*WHAT IS REQUIRED*
Count the lines in the data below where the string "형식적인" occurs, please, and give the number alone.

*GIVEN ENTRIES*
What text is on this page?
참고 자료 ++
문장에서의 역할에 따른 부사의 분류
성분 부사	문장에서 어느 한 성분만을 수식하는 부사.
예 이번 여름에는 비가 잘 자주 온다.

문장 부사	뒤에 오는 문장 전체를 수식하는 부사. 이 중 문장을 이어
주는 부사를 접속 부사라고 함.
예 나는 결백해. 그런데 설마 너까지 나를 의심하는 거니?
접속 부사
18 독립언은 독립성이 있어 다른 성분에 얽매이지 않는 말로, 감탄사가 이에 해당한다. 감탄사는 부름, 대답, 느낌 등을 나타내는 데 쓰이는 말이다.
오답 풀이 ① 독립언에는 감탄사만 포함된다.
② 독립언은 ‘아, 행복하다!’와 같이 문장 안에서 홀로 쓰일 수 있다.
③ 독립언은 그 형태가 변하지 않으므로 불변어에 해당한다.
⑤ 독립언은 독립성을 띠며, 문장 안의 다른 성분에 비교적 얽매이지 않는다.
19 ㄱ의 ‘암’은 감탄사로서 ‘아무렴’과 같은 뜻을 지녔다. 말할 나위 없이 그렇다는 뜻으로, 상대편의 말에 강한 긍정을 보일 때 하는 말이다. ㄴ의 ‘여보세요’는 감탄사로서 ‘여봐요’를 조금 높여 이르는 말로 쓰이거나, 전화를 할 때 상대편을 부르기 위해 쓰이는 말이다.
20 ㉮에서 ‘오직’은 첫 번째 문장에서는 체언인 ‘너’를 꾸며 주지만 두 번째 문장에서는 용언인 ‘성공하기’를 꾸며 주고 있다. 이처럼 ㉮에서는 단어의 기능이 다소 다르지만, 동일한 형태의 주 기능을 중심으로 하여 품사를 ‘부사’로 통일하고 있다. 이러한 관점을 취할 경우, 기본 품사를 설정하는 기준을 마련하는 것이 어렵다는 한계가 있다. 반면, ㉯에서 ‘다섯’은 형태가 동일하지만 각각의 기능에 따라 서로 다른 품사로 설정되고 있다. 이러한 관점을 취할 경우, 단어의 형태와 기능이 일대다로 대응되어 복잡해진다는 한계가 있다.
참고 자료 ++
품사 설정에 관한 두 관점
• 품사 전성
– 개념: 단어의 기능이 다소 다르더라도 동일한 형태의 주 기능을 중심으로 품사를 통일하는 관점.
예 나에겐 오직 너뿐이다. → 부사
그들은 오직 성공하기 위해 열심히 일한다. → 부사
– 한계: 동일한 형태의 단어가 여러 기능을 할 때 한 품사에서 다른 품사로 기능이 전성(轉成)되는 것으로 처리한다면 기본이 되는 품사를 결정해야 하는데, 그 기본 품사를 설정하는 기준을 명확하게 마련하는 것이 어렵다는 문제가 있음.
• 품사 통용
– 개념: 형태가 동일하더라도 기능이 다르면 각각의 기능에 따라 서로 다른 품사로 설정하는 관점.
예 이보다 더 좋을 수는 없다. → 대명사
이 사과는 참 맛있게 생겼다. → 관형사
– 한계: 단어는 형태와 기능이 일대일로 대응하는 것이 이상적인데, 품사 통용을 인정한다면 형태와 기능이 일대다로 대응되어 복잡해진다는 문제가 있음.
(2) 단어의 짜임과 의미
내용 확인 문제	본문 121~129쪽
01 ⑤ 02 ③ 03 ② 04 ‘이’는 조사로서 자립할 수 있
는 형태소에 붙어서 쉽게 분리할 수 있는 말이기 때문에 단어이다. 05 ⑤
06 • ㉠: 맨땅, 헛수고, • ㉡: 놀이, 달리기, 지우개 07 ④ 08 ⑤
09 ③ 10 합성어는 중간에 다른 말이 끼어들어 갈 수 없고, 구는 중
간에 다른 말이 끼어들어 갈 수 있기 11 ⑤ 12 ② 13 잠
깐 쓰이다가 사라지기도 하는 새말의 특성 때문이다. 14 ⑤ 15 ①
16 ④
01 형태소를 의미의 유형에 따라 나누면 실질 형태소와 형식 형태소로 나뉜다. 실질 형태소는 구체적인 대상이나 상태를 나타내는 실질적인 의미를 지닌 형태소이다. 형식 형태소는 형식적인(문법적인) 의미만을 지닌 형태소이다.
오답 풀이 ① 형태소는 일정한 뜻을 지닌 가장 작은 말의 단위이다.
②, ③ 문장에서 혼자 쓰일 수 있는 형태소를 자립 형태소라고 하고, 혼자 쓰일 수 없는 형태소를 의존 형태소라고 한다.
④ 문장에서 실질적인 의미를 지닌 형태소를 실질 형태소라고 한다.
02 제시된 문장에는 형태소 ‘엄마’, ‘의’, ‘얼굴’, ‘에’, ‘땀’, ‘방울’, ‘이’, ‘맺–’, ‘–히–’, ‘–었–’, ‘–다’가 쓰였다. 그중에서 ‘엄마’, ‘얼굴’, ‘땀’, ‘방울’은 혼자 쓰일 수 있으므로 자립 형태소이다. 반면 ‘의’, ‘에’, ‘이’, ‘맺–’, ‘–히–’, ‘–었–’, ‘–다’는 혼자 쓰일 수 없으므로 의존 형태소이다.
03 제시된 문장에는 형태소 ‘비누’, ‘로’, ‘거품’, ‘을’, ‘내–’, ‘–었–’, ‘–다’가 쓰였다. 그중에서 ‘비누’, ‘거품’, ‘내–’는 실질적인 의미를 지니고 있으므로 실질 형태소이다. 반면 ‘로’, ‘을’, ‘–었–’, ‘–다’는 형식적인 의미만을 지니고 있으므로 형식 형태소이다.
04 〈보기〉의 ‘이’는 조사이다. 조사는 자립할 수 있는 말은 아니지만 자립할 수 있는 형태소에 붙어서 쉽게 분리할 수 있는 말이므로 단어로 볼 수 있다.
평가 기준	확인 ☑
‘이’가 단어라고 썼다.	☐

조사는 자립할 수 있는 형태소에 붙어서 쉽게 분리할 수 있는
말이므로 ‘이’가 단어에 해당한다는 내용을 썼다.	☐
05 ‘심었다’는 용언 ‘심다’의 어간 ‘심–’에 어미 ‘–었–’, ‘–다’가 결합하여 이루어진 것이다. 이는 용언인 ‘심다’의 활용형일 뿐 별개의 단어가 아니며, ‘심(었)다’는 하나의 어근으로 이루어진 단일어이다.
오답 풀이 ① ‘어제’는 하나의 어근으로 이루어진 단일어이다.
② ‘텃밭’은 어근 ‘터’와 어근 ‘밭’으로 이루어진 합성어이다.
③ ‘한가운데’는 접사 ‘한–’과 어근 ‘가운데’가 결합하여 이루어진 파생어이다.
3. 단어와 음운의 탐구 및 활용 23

*ANSWER TO THIS PROBLEM*
2